"""

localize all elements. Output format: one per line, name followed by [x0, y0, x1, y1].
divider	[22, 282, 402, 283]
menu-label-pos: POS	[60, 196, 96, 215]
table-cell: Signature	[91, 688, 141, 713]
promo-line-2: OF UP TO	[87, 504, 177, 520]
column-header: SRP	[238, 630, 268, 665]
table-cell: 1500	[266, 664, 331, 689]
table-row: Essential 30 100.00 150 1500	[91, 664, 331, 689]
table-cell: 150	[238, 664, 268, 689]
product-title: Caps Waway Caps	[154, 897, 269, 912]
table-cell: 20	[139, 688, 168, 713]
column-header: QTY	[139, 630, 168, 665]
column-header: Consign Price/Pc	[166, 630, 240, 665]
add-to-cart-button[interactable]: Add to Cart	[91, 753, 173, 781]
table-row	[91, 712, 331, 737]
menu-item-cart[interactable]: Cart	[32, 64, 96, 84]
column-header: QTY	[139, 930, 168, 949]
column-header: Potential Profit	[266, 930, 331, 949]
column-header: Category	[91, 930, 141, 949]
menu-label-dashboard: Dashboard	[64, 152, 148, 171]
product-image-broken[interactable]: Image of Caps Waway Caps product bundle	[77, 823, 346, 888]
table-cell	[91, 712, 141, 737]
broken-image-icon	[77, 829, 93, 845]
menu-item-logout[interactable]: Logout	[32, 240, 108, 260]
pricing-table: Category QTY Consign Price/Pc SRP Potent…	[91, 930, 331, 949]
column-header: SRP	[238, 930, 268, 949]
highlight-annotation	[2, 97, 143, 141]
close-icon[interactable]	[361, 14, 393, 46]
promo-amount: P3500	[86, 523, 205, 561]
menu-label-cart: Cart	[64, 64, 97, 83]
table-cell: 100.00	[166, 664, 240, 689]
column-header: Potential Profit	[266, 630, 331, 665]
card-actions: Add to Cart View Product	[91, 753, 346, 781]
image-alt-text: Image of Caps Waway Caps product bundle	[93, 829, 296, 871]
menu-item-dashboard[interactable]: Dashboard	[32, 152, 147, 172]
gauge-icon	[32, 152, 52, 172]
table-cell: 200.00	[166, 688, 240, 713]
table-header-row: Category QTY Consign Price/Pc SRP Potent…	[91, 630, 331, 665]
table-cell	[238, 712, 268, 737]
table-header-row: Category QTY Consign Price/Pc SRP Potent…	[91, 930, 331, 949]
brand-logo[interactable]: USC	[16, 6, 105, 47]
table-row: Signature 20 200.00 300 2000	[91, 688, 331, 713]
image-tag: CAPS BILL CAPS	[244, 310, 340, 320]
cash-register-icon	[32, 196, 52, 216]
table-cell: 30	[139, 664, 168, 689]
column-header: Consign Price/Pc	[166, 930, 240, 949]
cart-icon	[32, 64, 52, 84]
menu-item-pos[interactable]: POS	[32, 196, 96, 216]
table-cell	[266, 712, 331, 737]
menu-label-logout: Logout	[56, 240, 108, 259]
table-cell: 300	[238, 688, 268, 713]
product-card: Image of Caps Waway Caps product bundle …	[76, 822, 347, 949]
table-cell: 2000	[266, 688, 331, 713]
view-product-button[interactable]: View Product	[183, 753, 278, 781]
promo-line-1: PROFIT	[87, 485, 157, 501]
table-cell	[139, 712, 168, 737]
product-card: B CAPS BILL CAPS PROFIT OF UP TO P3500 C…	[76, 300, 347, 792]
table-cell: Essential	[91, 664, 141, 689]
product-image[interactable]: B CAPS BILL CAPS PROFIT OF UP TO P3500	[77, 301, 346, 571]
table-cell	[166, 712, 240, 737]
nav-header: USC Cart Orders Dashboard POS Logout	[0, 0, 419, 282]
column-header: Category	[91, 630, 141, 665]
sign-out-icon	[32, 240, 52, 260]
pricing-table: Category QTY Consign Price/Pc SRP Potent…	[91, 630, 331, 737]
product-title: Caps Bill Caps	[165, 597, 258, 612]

"""

Written problem => Please output every line of the data above as a numbered list, leaving out any blank lines.

Task result =>
1. localize all elements. Output format: one per line, name followed by [x0, y0, x1, y1].
2. divider	[22, 282, 402, 283]
3. menu-label-pos: POS	[60, 196, 96, 215]
4. table-cell: Signature	[91, 688, 141, 713]
5. promo-line-2: OF UP TO	[87, 504, 177, 520]
6. column-header: SRP	[238, 630, 268, 665]
7. table-cell: 1500	[266, 664, 331, 689]
8. table-row: Essential 30 100.00 150 1500	[91, 664, 331, 689]
9. table-cell: 150	[238, 664, 268, 689]
10. product-title: Caps Waway Caps	[154, 897, 269, 912]
11. table-cell: 20	[139, 688, 168, 713]
12. column-header: QTY	[139, 630, 168, 665]
13. column-header: Consign Price/Pc	[166, 630, 240, 665]
14. add-to-cart-button[interactable]: Add to Cart	[91, 753, 173, 781]
15. table-row	[91, 712, 331, 737]
16. menu-item-cart[interactable]: Cart	[32, 64, 96, 84]
17. column-header: QTY	[139, 930, 168, 949]
18. column-header: Potential Profit	[266, 930, 331, 949]
19. column-header: Category	[91, 930, 141, 949]
20. menu-label-dashboard: Dashboard	[64, 152, 148, 171]
21. product-image-broken[interactable]: Image of Caps Waway Caps product bundle	[77, 823, 346, 888]
22. table-cell	[91, 712, 141, 737]
23. broken-image-icon	[77, 829, 93, 845]
24. menu-item-logout[interactable]: Logout	[32, 240, 108, 260]
25. pricing-table: Category QTY Consign Price/Pc SRP Potent…	[91, 930, 331, 949]
26. column-header: SRP	[238, 930, 268, 949]
27. highlight-annotation	[2, 97, 143, 141]
28. close-icon[interactable]	[361, 14, 393, 46]
29. promo-amount: P3500	[86, 523, 205, 561]
30. menu-label-cart: Cart	[64, 64, 97, 83]
31. table-cell: 100.00	[166, 664, 240, 689]
32. column-header: Potential Profit	[266, 630, 331, 665]
33. card-actions: Add to Cart View Product	[91, 753, 346, 781]
34. image-alt-text: Image of Caps Waway Caps product bundle	[93, 829, 296, 871]
35. menu-item-dashboard[interactable]: Dashboard	[32, 152, 147, 172]
36. gauge-icon	[32, 152, 52, 172]
37. table-cell: 200.00	[166, 688, 240, 713]
38. table-header-row: Category QTY Consign Price/Pc SRP Potent…	[91, 630, 331, 665]
39. table-cell	[238, 712, 268, 737]
40. table-header-row: Category QTY Consign Price/Pc SRP Potent…	[91, 930, 331, 949]
41. brand-logo[interactable]: USC	[16, 6, 105, 47]
42. table-row: Signature 20 200.00 300 2000	[91, 688, 331, 713]
43. image-tag: CAPS BILL CAPS	[244, 310, 340, 320]
44. cash-register-icon	[32, 196, 52, 216]
45. table-cell: 30	[139, 664, 168, 689]
46. column-header: Consign Price/Pc	[166, 930, 240, 949]
47. cart-icon	[32, 64, 52, 84]
48. menu-item-pos[interactable]: POS	[32, 196, 96, 216]
49. table-cell	[266, 712, 331, 737]
50. menu-label-logout: Logout	[56, 240, 108, 259]
51. table-cell: 300	[238, 688, 268, 713]
52. product-card: Image of Caps Waway Caps product bundle …	[76, 822, 347, 949]
53. table-cell: 2000	[266, 688, 331, 713]
54. view-product-button[interactable]: View Product	[183, 753, 278, 781]
55. promo-line-1: PROFIT	[87, 485, 157, 501]
56. table-cell	[139, 712, 168, 737]
57. product-card: B CAPS BILL CAPS PROFIT OF UP TO P3500 C…	[76, 300, 347, 792]
58. table-cell: Essential	[91, 664, 141, 689]
59. product-image[interactable]: B CAPS BILL CAPS PROFIT OF UP TO P3500	[77, 301, 346, 571]
60. table-cell	[166, 712, 240, 737]
61. nav-header: USC Cart Orders Dashboard POS Logout	[0, 0, 419, 282]
62. column-header: Category	[91, 630, 141, 665]
63. sign-out-icon	[32, 240, 52, 260]
64. pricing-table: Category QTY Consign Price/Pc SRP Potent…	[91, 630, 331, 737]
65. product-title: Caps Bill Caps	[165, 597, 258, 612]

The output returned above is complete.